Provided data
--- Start ---
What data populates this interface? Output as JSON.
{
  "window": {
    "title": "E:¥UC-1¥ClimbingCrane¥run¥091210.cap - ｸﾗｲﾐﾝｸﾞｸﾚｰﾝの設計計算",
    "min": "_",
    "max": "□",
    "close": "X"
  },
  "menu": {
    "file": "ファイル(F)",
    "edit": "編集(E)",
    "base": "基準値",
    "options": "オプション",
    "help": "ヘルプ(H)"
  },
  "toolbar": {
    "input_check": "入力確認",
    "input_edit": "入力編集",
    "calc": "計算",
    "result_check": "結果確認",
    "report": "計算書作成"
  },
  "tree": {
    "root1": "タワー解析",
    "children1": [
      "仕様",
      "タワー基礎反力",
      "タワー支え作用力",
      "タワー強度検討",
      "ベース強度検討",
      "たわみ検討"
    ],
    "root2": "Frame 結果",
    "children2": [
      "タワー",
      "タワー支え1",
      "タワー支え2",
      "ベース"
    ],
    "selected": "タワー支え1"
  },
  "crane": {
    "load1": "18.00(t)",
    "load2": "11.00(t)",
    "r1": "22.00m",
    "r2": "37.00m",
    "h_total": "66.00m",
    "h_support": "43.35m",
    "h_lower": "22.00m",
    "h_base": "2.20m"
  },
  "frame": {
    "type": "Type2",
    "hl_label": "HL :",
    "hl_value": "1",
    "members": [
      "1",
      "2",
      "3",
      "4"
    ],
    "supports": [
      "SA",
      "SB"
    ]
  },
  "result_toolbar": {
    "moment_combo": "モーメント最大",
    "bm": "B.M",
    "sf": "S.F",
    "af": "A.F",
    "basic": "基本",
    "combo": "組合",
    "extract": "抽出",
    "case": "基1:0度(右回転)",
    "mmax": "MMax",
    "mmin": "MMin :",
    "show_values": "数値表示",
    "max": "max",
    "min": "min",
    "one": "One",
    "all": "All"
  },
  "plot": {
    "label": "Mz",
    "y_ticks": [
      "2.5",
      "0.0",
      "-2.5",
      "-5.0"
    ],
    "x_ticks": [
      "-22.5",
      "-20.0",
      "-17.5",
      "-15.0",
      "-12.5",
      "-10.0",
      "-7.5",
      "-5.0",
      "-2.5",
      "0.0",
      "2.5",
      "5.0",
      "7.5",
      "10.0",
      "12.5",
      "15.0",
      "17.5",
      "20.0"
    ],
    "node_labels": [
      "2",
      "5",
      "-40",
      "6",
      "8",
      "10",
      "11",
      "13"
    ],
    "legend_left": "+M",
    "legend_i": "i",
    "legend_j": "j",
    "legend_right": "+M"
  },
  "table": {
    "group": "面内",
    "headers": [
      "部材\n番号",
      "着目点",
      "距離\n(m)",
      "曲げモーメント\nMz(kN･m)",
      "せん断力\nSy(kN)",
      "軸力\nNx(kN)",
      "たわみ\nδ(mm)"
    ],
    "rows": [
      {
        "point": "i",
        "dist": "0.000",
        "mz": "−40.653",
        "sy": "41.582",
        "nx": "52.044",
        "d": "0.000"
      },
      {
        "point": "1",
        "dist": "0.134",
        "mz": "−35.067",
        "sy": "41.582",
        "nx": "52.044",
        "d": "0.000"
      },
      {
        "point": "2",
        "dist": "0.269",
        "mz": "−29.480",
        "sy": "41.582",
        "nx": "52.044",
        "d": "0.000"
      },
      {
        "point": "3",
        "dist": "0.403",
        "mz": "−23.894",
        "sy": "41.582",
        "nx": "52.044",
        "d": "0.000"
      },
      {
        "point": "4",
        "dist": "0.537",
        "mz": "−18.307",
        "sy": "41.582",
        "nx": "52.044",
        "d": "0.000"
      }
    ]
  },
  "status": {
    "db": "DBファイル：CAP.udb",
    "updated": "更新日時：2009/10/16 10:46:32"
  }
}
--- End ---
Your task is to quote the listing above word for word.

What data populates this interface? Output as JSON.
{
  "window": {
    "title": "E:¥UC-1¥ClimbingCrane¥run¥091210.cap - ｸﾗｲﾐﾝｸﾞｸﾚｰﾝの設計計算",
    "min": "_",
    "max": "□",
    "close": "X"
  },
  "menu": {
    "file": "ファイル(F)",
    "edit": "編集(E)",
    "base": "基準値",
    "options": "オプション",
    "help": "ヘルプ(H)"
  },
  "toolbar": {
    "input_check": "入力確認",
    "input_edit": "入力編集",
    "calc": "計算",
    "result_check": "結果確認",
    "report": "計算書作成"
  },
  "tree": {
    "root1": "タワー解析",
    "children1": [
      "仕様",
      "タワー基礎反力",
      "タワー支え作用力",
      "タワー強度検討",
      "ベース強度検討",
      "たわみ検討"
    ],
    "root2": "Frame 結果",
    "children2": [
      "タワー",
      "タワー支え1",
      "タワー支え2",
      "ベース"
    ],
    "selected": "タワー支え1"
  },
  "crane": {
    "load1": "18.00(t)",
    "load2": "11.00(t)",
    "r1": "22.00m",
    "r2": "37.00m",
    "h_total": "66.00m",
    "h_support": "43.35m",
    "h_lower": "22.00m",
    "h_base": "2.20m"
  },
  "frame": {
    "type": "Type2",
    "hl_label": "HL :",
    "hl_value": "1",
    "members": [
      "1",
      "2",
      "3",
      "4"
    ],
    "supports": [
      "SA",
      "SB"
    ]
  },
  "result_toolbar": {
    "moment_combo": "モーメント最大",
    "bm": "B.M",
    "sf": "S.F",
    "af": "A.F",
    "basic": "基本",
    "combo": "組合",
    "extract": "抽出",
    "case": "基1:0度(右回転)",
    "mmax": "MMax",
    "mmin": "MMin :",
    "show_values": "数値表示",
    "max": "max",
    "min": "min",
    "one": "One",
    "all": "All"
  },
  "plot": {
    "label": "Mz",
    "y_ticks": [
      "2.5",
      "0.0",
      "-2.5",
      "-5.0"
    ],
    "x_ticks": [
      "-22.5",
      "-20.0",
      "-17.5",
      "-15.0",
      "-12.5",
      "-10.0",
      "-7.5",
      "-5.0",
      "-2.5",
      "0.0",
      "2.5",
      "5.0",
      "7.5",
      "10.0",
      "12.5",
      "15.0",
      "17.5",
      "20.0"
    ],
    "node_labels": [
      "2",
      "5",
      "-40",
      "6",
      "8",
      "10",
      "11",
      "13"
    ],
    "legend_left": "+M",
    "legend_i": "i",
    "legend_j": "j",
    "legend_right": "+M"
  },
  "table": {
    "group": "面内",
    "headers": [
      "部材\n番号",
      "着目点",
      "距離\n(m)",
      "曲げモーメント\nMz(kN･m)",
      "せん断力\nSy(kN)",
      "軸力\nNx(kN)",
      "たわみ\nδ(mm)"
    ],
    "rows": [
      {
        "point": "i",
        "dist": "0.000",
        "mz": "−40.653",
        "sy": "41.582",
        "nx": "52.044",
        "d": "0.000"
      },
      {
        "point": "1",
        "dist": "0.134",
        "mz": "−35.067",
        "sy": "41.582",
        "nx": "52.044",
        "d": "0.000"
      },
      {
        "point": "2",
        "dist": "0.269",
        "mz": "−29.480",
        "sy": "41.582",
        "nx": "52.044",
        "d": "0.000"
      },
      {
        "point": "3",
        "dist": "0.403",
        "mz": "−23.894",
        "sy": "41.582",
        "nx": "52.044",
        "d": "0.000"
      },
      {
        "point": "4",
        "dist": "0.537",
        "mz": "−18.307",
        "sy": "41.582",
        "nx": "52.044",
        "d": "0.000"
      }
    ]
  },
  "status": {
    "db": "DBファイル：CAP.udb",
    "updated": "更新日時：2009/10/16 10:46:32"
  }
}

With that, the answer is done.